STORED RECORDS:

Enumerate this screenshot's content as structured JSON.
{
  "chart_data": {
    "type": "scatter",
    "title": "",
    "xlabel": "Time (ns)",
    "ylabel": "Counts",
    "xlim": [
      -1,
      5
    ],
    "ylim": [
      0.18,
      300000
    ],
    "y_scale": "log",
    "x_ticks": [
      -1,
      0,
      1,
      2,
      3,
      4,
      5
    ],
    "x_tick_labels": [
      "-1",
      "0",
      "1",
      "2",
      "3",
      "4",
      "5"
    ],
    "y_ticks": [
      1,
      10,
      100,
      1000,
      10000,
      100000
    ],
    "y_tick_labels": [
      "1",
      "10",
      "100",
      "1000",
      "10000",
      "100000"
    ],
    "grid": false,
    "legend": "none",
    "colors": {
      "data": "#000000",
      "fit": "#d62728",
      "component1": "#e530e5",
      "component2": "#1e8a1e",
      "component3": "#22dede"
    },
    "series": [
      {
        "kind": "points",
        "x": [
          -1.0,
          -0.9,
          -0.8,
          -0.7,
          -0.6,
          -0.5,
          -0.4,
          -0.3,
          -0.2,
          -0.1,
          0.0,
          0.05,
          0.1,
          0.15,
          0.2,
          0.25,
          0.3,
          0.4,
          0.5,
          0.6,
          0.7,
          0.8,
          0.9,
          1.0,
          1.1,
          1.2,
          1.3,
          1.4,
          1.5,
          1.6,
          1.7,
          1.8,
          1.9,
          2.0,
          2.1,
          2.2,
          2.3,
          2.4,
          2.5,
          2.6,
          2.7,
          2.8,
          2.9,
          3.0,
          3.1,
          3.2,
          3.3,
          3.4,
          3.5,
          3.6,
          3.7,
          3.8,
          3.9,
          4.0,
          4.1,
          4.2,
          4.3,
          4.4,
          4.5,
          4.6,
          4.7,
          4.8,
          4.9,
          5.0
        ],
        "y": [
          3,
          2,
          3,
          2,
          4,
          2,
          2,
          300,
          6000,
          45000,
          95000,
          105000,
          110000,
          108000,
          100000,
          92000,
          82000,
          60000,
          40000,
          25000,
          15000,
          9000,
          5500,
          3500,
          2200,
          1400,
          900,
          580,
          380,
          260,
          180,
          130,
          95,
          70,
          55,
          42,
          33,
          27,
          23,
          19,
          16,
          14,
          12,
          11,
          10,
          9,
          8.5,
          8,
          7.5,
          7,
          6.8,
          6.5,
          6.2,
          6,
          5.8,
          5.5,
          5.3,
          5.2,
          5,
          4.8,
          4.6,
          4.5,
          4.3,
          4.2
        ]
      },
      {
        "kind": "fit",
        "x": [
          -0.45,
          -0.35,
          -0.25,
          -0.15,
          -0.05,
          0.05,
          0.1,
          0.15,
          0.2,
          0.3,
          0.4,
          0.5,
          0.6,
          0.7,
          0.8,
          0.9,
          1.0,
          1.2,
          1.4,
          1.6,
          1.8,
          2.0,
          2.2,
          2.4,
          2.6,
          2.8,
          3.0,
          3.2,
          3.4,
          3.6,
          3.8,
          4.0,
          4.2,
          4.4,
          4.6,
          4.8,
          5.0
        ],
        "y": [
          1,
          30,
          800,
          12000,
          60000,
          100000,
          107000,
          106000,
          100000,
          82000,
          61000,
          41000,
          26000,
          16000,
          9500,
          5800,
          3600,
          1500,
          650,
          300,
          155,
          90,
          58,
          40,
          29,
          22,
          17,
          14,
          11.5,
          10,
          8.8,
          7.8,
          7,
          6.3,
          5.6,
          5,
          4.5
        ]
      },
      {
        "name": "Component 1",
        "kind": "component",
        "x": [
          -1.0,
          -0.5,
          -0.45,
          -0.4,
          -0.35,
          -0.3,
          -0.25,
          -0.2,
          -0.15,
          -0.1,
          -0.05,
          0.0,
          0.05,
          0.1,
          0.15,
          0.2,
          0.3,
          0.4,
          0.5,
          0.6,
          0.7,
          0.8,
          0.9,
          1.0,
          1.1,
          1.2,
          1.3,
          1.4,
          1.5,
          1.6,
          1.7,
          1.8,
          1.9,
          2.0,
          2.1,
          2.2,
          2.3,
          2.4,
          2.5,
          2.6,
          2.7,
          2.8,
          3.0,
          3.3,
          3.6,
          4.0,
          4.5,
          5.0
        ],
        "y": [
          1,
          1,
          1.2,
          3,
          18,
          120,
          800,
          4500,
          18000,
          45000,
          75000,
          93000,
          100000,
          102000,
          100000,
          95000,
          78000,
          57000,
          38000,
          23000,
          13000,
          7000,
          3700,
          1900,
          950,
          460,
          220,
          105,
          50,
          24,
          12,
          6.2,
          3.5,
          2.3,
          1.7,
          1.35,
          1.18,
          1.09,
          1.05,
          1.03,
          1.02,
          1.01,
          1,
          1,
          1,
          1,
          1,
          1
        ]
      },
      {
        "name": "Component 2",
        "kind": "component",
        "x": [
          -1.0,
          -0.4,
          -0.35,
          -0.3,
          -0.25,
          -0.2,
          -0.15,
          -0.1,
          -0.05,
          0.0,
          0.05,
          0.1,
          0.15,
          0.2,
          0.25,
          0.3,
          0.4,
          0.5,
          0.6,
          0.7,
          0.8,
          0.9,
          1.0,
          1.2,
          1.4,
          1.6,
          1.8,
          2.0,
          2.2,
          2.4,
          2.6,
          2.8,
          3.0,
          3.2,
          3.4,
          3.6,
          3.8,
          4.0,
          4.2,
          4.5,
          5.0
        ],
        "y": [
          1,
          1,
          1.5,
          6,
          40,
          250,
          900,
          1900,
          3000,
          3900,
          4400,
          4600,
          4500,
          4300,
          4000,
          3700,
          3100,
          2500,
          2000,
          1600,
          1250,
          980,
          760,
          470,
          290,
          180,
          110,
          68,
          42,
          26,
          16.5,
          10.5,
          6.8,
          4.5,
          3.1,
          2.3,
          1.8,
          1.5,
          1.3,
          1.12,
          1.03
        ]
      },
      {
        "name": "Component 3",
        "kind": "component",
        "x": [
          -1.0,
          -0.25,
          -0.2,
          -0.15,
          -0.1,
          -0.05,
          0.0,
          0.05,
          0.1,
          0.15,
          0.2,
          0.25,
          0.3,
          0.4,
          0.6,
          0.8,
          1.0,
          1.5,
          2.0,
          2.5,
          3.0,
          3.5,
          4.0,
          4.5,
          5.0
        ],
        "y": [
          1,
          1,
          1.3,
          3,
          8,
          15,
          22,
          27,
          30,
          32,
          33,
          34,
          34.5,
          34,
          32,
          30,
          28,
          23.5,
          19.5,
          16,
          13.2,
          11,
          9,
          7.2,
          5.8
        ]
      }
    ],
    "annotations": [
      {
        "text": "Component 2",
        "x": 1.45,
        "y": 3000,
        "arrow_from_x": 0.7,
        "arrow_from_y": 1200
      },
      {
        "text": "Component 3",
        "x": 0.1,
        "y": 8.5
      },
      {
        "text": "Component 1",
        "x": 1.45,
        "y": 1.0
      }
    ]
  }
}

WHAT IS REQUIRED:
Transcribe every entry verbatim.

REPLY TO THE TASK:
Enumerate this screenshot's content as structured JSON.
{
  "chart_data": {
    "type": "scatter",
    "title": "",
    "xlabel": "Time (ns)",
    "ylabel": "Counts",
    "xlim": [
      -1,
      5
    ],
    "ylim": [
      0.18,
      300000
    ],
    "y_scale": "log",
    "x_ticks": [
      -1,
      0,
      1,
      2,
      3,
      4,
      5
    ],
    "x_tick_labels": [
      "-1",
      "0",
      "1",
      "2",
      "3",
      "4",
      "5"
    ],
    "y_ticks": [
      1,
      10,
      100,
      1000,
      10000,
      100000
    ],
    "y_tick_labels": [
      "1",
      "10",
      "100",
      "1000",
      "10000",
      "100000"
    ],
    "grid": false,
    "legend": "none",
    "colors": {
      "data": "#000000",
      "fit": "#d62728",
      "component1": "#e530e5",
      "component2": "#1e8a1e",
      "component3": "#22dede"
    },
    "series": [
      {
        "kind": "points",
        "x": [
          -1.0,
          -0.9,
          -0.8,
          -0.7,
          -0.6,
          -0.5,
          -0.4,
          -0.3,
          -0.2,
          -0.1,
          0.0,
          0.05,
          0.1,
          0.15,
          0.2,
          0.25,
          0.3,
          0.4,
          0.5,
          0.6,
          0.7,
          0.8,
          0.9,
          1.0,
          1.1,
          1.2,
          1.3,
          1.4,
          1.5,
          1.6,
          1.7,
          1.8,
          1.9,
          2.0,
          2.1,
          2.2,
          2.3,
          2.4,
          2.5,
          2.6,
          2.7,
          2.8,
          2.9,
          3.0,
          3.1,
          3.2,
          3.3,
          3.4,
          3.5,
          3.6,
          3.7,
          3.8,
          3.9,
          4.0,
          4.1,
          4.2,
          4.3,
          4.4,
          4.5,
          4.6,
          4.7,
          4.8,
          4.9,
          5.0
        ],
        "y": [
          3,
          2,
          3,
          2,
          4,
          2,
          2,
          300,
          6000,
          45000,
          95000,
          105000,
          110000,
          108000,
          100000,
          92000,
          82000,
          60000,
          40000,
          25000,
          15000,
          9000,
          5500,
          3500,
          2200,
          1400,
          900,
          580,
          380,
          260,
          180,
          130,
          95,
          70,
          55,
          42,
          33,
          27,
          23,
          19,
          16,
          14,
          12,
          11,
          10,
          9,
          8.5,
          8,
          7.5,
          7,
          6.8,
          6.5,
          6.2,
          6,
          5.8,
          5.5,
          5.3,
          5.2,
          5,
          4.8,
          4.6,
          4.5,
          4.3,
          4.2
        ]
      },
      {
        "kind": "fit",
        "x": [
          -0.45,
          -0.35,
          -0.25,
          -0.15,
          -0.05,
          0.05,
          0.1,
          0.15,
          0.2,
          0.3,
          0.4,
          0.5,
          0.6,
          0.7,
          0.8,
          0.9,
          1.0,
          1.2,
          1.4,
          1.6,
          1.8,
          2.0,
          2.2,
          2.4,
          2.6,
          2.8,
          3.0,
          3.2,
          3.4,
          3.6,
          3.8,
          4.0,
          4.2,
          4.4,
          4.6,
          4.8,
          5.0
        ],
        "y": [
          1,
          30,
          800,
          12000,
          60000,
          100000,
          107000,
          106000,
          100000,
          82000,
          61000,
          41000,
          26000,
          16000,
          9500,
          5800,
          3600,
          1500,
          650,
          300,
          155,
          90,
          58,
          40,
          29,
          22,
          17,
          14,
          11.5,
          10,
          8.8,
          7.8,
          7,
          6.3,
          5.6,
          5,
          4.5
        ]
      },
      {
        "name": "Component 1",
        "kind": "component",
        "x": [
          -1.0,
          -0.5,
          -0.45,
          -0.4,
          -0.35,
          -0.3,
          -0.25,
          -0.2,
          -0.15,
          -0.1,
          -0.05,
          0.0,
          0.05,
          0.1,
          0.15,
          0.2,
          0.3,
          0.4,
          0.5,
          0.6,
          0.7,
          0.8,
          0.9,
          1.0,
          1.1,
          1.2,
          1.3,
          1.4,
          1.5,
          1.6,
          1.7,
          1.8,
          1.9,
          2.0,
          2.1,
          2.2,
          2.3,
          2.4,
          2.5,
          2.6,
          2.7,
          2.8,
          3.0,
          3.3,
          3.6,
          4.0,
          4.5,
          5.0
        ],
        "y": [
          1,
          1,
          1.2,
          3,
          18,
          120,
          800,
          4500,
          18000,
          45000,
          75000,
          93000,
          100000,
          102000,
          100000,
          95000,
          78000,
          57000,
          38000,
          23000,
          13000,
          7000,
          3700,
          1900,
          950,
          460,
          220,
          105,
          50,
          24,
          12,
          6.2,
          3.5,
          2.3,
          1.7,
          1.35,
          1.18,
          1.09,
          1.05,
          1.03,
          1.02,
          1.01,
          1,
          1,
          1,
          1,
          1,
          1
        ]
      },
      {
        "name": "Component 2",
        "kind": "component",
        "x": [
          -1.0,
          -0.4,
          -0.35,
          -0.3,
          -0.25,
          -0.2,
          -0.15,
          -0.1,
          -0.05,
          0.0,
          0.05,
          0.1,
          0.15,
          0.2,
          0.25,
          0.3,
          0.4,
          0.5,
          0.6,
          0.7,
          0.8,
          0.9,
          1.0,
          1.2,
          1.4,
          1.6,
          1.8,
          2.0,
          2.2,
          2.4,
          2.6,
          2.8,
          3.0,
          3.2,
          3.4,
          3.6,
          3.8,
          4.0,
          4.2,
          4.5,
          5.0
        ],
        "y": [
          1,
          1,
          1.5,
          6,
          40,
          250,
          900,
          1900,
          3000,
          3900,
          4400,
          4600,
          4500,
          4300,
          4000,
          3700,
          3100,
          2500,
          2000,
          1600,
          1250,
          980,
          760,
          470,
          290,
          180,
          110,
          68,
          42,
          26,
          16.5,
          10.5,
          6.8,
          4.5,
          3.1,
          2.3,
          1.8,
          1.5,
          1.3,
          1.12,
          1.03
        ]
      },
      {
        "name": "Component 3",
        "kind": "component",
        "x": [
          -1.0,
          -0.25,
          -0.2,
          -0.15,
          -0.1,
          -0.05,
          0.0,
          0.05,
          0.1,
          0.15,
          0.2,
          0.25,
          0.3,
          0.4,
          0.6,
          0.8,
          1.0,
          1.5,
          2.0,
          2.5,
          3.0,
          3.5,
          4.0,
          4.5,
          5.0
        ],
        "y": [
          1,
          1,
          1.3,
          3,
          8,
          15,
          22,
          27,
          30,
          32,
          33,
          34,
          34.5,
          34,
          32,
          30,
          28,
          23.5,
          19.5,
          16,
          13.2,
          11,
          9,
          7.2,
          5.8
        ]
      }
    ],
    "annotations": [
      {
        "text": "Component 2",
        "x": 1.45,
        "y": 3000,
        "arrow_from_x": 0.7,
        "arrow_from_y": 1200
      },
      {
        "text": "Component 3",
        "x": 0.1,
        "y": 8.5
      },
      {
        "text": "Component 1",
        "x": 1.45,
        "y": 1.0
      }
    ]
  }
}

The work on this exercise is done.